» **Record list**:
▶

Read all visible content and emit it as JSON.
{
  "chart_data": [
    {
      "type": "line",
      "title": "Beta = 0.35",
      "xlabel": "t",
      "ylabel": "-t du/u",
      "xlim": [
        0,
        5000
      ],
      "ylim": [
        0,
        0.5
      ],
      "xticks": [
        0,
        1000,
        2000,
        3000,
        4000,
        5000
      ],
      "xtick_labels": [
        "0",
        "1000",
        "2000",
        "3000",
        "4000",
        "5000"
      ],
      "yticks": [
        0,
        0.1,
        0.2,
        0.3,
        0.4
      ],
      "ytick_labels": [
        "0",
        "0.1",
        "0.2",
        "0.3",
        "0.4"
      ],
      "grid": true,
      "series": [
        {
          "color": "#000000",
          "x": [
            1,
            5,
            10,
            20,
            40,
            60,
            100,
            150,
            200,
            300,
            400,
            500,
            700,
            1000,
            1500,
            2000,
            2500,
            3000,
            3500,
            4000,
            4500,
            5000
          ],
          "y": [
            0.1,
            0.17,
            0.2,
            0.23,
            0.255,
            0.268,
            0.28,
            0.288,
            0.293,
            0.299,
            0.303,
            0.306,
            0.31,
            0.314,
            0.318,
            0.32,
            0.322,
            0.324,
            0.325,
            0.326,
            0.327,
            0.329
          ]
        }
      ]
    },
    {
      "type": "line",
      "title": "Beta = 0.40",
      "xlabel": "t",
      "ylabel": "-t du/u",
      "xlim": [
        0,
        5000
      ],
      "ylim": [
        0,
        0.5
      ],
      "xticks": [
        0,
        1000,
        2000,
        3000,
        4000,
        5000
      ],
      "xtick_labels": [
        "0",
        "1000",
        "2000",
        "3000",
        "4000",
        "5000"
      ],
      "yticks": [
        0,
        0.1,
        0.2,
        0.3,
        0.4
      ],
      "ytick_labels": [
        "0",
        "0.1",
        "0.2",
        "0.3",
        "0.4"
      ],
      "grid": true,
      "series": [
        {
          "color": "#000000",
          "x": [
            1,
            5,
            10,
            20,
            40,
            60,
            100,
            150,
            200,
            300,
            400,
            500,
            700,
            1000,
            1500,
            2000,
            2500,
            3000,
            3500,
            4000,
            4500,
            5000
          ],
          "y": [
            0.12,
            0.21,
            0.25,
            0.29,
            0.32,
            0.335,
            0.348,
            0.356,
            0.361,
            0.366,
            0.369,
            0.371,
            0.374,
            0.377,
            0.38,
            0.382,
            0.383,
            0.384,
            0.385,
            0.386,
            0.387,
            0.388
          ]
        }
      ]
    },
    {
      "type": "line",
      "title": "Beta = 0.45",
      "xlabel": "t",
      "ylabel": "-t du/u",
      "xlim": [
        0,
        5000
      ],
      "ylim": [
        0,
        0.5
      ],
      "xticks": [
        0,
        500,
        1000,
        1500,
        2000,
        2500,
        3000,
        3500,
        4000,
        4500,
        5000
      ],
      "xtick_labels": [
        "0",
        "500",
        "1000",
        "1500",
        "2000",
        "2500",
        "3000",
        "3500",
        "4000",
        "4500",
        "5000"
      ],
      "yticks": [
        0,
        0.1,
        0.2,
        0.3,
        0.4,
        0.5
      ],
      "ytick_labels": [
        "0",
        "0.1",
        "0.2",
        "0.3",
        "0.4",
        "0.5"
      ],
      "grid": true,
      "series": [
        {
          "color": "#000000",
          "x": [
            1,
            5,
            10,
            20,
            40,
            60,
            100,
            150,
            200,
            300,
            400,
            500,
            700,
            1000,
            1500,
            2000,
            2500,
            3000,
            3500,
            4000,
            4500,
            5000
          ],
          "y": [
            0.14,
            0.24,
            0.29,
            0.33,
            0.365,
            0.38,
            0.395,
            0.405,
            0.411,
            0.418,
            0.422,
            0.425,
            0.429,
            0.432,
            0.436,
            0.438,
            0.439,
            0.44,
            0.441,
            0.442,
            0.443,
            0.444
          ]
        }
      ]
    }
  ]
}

◀

» **Task directions**: Wherever the string "Beta" appears in the entries above, list that line.

» **Complete response**:
      "title": "Beta = 0.35",
      "title": "Beta = 0.40",
      "title": "Beta = 0.45",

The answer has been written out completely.